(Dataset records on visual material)

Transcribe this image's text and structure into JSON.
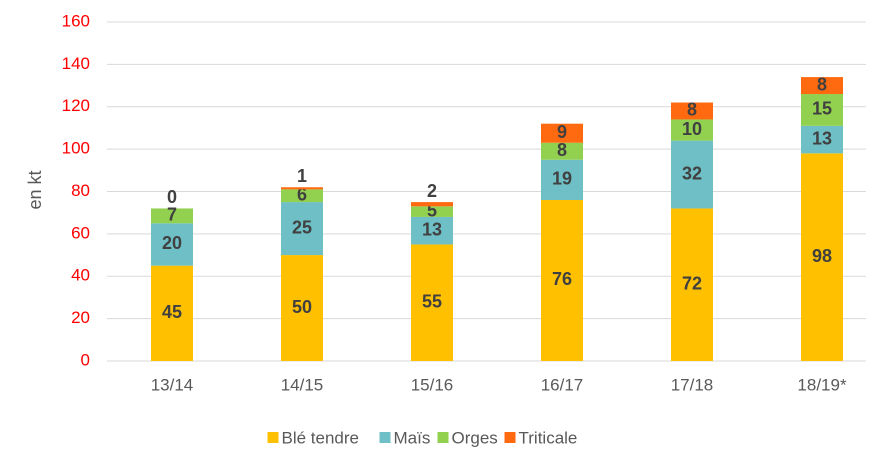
{
  "chart_data": {
    "type": "stacked_bar",
    "y_axis_label": "en kt",
    "categories": [
      "13/14",
      "14/15",
      "15/16",
      "16/17",
      "17/18",
      "18/19*"
    ],
    "series": [
      {
        "name": "Blé tendre",
        "color": "#FFC000",
        "values": [
          45,
          50,
          55,
          76,
          72,
          98
        ]
      },
      {
        "name": "Maïs",
        "color": "#6FBFC6",
        "values": [
          20,
          25,
          13,
          19,
          32,
          13
        ]
      },
      {
        "name": "Orges",
        "color": "#92D050",
        "values": [
          7,
          6,
          5,
          8,
          10,
          15
        ]
      },
      {
        "name": "Triticale",
        "color": "#FF6A10",
        "values": [
          0,
          1,
          2,
          9,
          8,
          8
        ]
      }
    ],
    "ylim": [
      0,
      160
    ],
    "yticks": [
      0,
      20,
      40,
      60,
      80,
      100,
      120,
      140,
      160
    ],
    "grid": true,
    "tick_color": "#FF0000",
    "legend": "bottom"
  }
}
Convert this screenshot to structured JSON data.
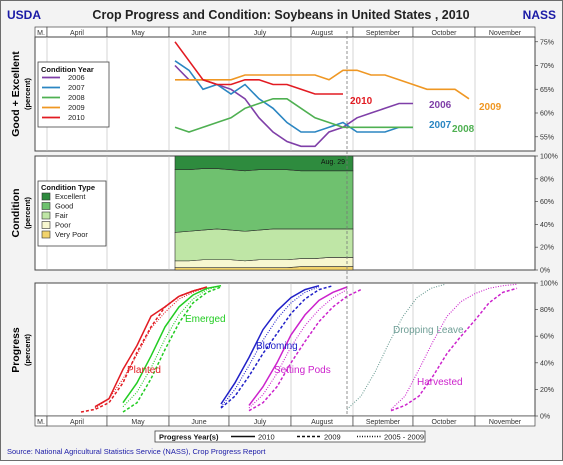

▶ _WHAT IS EXPECTED_: Strip the images and reproduce the remaining records precisely.

▶ _THE OUTPUT_:
Transcribe this image's text and structure into JSON.
{
  "chart_data": {
    "type": "stacked_bar",
    "y_axis_label": "en kt",
    "categories": [
      "13/14",
      "14/15",
      "15/16",
      "16/17",
      "17/18",
      "18/19*"
    ],
    "series": [
      {
        "name": "Blé tendre",
        "color": "#FFC000",
        "values": [
          45,
          50,
          55,
          76,
          72,
          98
        ]
      },
      {
        "name": "Maïs",
        "color": "#6FBFC6",
        "values": [
          20,
          25,
          13,
          19,
          32,
          13
        ]
      },
      {
        "name": "Orges",
        "color": "#92D050",
        "values": [
          7,
          6,
          5,
          8,
          10,
          15
        ]
      },
      {
        "name": "Triticale",
        "color": "#FF6A10",
        "values": [
          0,
          1,
          2,
          9,
          8,
          8
        ]
      }
    ],
    "ylim": [
      0,
      160
    ],
    "yticks": [
      0,
      20,
      40,
      60,
      80,
      100,
      120,
      140,
      160
    ],
    "grid": true,
    "tick_color": "#FF0000",
    "legend": "bottom"
  }
}
Convert this screenshot to structured JSON data.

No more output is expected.